What you are asked to do:
List all lines of the data containing the word "disturbing".
start
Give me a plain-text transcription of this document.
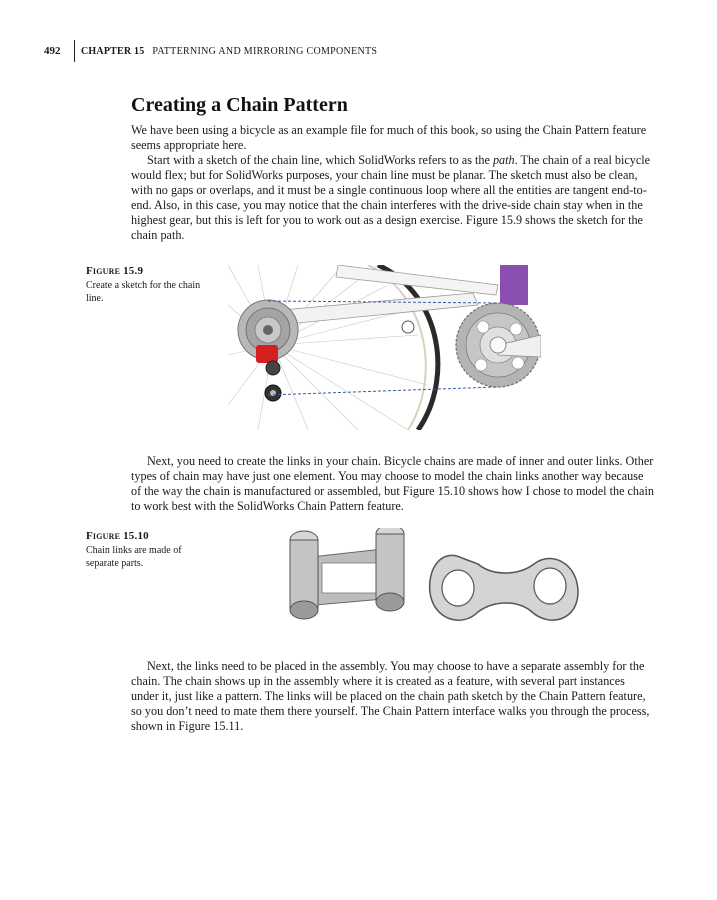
492	CHAPTER 15 PATTERNING AND MIRRORING COMPONENTS
Creating a Chain Pattern

We have been using a bicycle as an example file for much of this book, so using the Chain Pattern feature seems appropriate here.

Start with a sketch of the chain line, which SolidWorks refers to as the path. The chain of a real bicycle would flex; but for SolidWorks purposes, your chain line must be planar. The sketch must also be clean, with no gaps or overlaps, and it must be a single continuous loop where all the entities are tangent end-to-end. Also, in this case, you may notice that the chain interferes with the drive-side chain stay when in the highest gear, but this is left for you to work out as a design exercise. Figure 15.9 shows the sketch for the chain path.

Figure 15.9
Create a sketch for the chain line.

Next, you need to create the links in your chain. Bicycle chains are made of inner and outer links. Other types of chain may have just one element. You may choose to model the chain links another way because of the way the chain is manufactured or assembled, but Figure 15.10 shows how I chose to model the chain to work best with the SolidWorks Chain Pattern feature.

Figure 15.10
Chain links are made of separate parts.

Next, the links need to be placed in the assembly. You may choose to have a separate assembly for the chain. The chain shows up in the assembly where it is created as a feature, with several part instances under it, just like a pattern. The links will be placed on the chain path sketch by the Chain Pattern feature, so you don’t need to mate them there yourself. The Chain Pattern interface walks you through the process, shown in Figure 15.11.
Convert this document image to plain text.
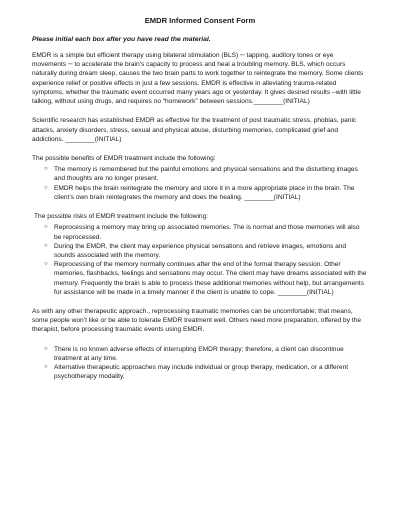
EMDR Informed Consent Form
Please initial each box after you have read the material.

EMDR is a simple but efficient therapy using bilateral stimulation (BLS) ─ tapping, auditory tones or eye movements ─ to accelerate the brain’s capacity to process and heal a troubling memory. BLS, which occurs naturally during dream sleep, causes the two brain parts to work together to reintegrate the memory. Some clients experience relief or positive effects in just a few sessions. EMDR is effective in alleviating trauma-related symptoms, whether the traumatic event occurred many years ago or yesterday. It gives desired results –with little talking, without using drugs, and requires no “homework” between sessions.________(INITIAL)

Scientific research has established EMDR as effective for the treatment of post traumatic stress, phobias, panic attacks, anxiety disorders, stress, sexual and physical abuse, disturbing memories, complicated grief and addictions. ________(INITIAL)

The possible benefits of EMDR treatment include the following:

○ The memory is remembered but the painful emotions and physical sensations and the disturbing images and thoughts are no longer present.
○ EMDR helps the brain reintegrate the memory and store it in a more appropriate place in the brain. The client’s own brain reintegrates the memory and does the healing. ________(INITIAL)

The possible risks of EMDR treatment include the following:

○ Reprocessing a memory may bring up associated memories. The is normal and those memories will also be reprocessed.
○ During the EMDR, the client may experience physical sensations and retrieve images, emotions and sounds associated with the memory.
○ Reprocessing of the memory normally continues after the end of the formal therapy session. Other memories, flashbacks, feelings and sensations may occur. The client may have dreams associated with the memory. Frequently the brain is able to process these additional memories without help, but arrangements for assistance will be made in a timely manner if the client is unable to cope. ________(INITIAL)

As with any other therapeutic approach., reprocessing traumatic memories can be uncomfortable; that means, some people won’t like or be able to tolerate EMDR treatment well. Others need more preparation, offered by the therapist, before processing traumatic events using EMDR.

○ There is no known adverse effects of interrupting EMDR therapy; therefore, a client can discontinue treatment at any time.
○ Alternative therapeutic approaches may include individual or group therapy, medication, or a different psychotherapy modality.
end
The response:
Scientific research has established EMDR as effective for the treatment of post traumatic stress, phobias, panic attacks, anxiety disorders, stress, sexual and physical abuse, disturbing memories, complicated grief and addictions. ________(INITIAL)
○ The memory is remembered but the painful emotions and physical sensations and the disturbing images and thoughts are no longer present.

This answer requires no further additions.